**Problem to solve**
Copy out word for word the lines of the material from the line containing "y-tick-label: 300 [611, 247, 632, 257]" through the last line of the material, including both.
--- start of Dataset entries ---
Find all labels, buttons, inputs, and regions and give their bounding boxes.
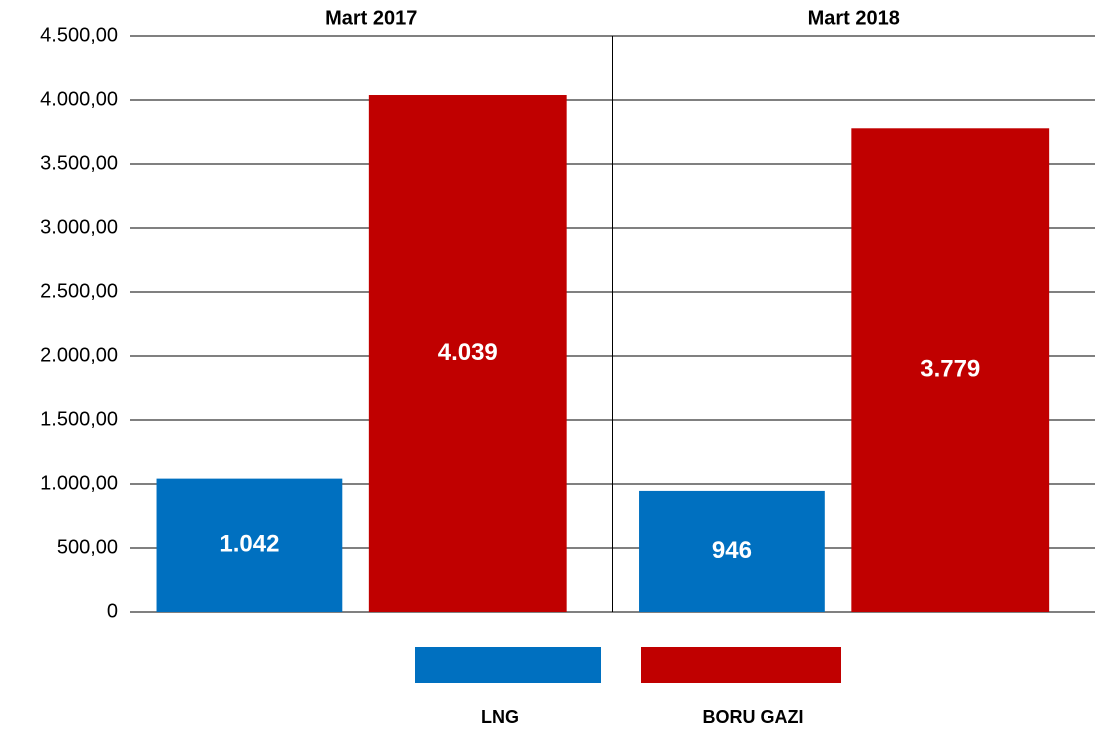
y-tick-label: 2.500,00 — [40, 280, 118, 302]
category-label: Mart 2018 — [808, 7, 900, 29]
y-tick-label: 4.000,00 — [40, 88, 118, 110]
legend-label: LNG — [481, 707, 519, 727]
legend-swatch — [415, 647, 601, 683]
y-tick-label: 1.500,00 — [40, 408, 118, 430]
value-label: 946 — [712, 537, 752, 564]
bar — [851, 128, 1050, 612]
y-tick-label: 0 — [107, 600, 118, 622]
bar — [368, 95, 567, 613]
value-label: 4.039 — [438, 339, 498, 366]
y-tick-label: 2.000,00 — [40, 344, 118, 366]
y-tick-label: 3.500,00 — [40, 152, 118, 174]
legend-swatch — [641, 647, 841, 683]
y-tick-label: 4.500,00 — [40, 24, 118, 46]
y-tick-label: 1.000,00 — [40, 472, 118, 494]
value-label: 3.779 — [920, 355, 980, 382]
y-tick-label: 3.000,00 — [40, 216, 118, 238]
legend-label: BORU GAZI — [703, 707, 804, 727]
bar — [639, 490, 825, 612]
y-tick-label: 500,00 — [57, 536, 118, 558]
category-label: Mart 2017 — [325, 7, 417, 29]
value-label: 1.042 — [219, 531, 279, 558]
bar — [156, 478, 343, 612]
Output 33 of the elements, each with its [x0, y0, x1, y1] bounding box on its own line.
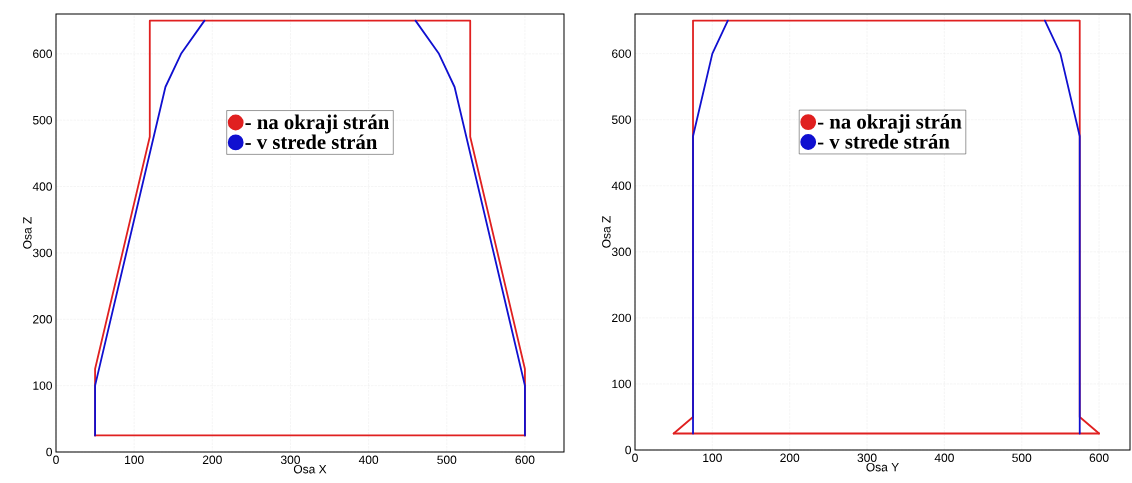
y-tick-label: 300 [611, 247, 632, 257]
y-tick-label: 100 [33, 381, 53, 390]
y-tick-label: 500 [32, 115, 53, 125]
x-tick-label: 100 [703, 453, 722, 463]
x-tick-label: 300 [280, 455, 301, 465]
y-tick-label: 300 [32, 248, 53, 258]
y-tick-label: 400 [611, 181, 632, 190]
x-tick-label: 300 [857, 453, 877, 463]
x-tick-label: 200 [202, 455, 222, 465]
--- end of Dataset entries ---
**Result for this task**
y-tick-label: 300 [611, 247, 632, 257]
y-tick-label: 100 [33, 381, 53, 390]
y-tick-label: 500 [32, 115, 53, 125]
x-tick-label: 100 [703, 453, 722, 463]
x-tick-label: 300 [280, 455, 301, 465]
y-tick-label: 300 [32, 248, 53, 258]
y-tick-label: 400 [611, 181, 632, 190]
x-tick-label: 300 [857, 453, 877, 463]
x-tick-label: 200 [202, 455, 222, 465]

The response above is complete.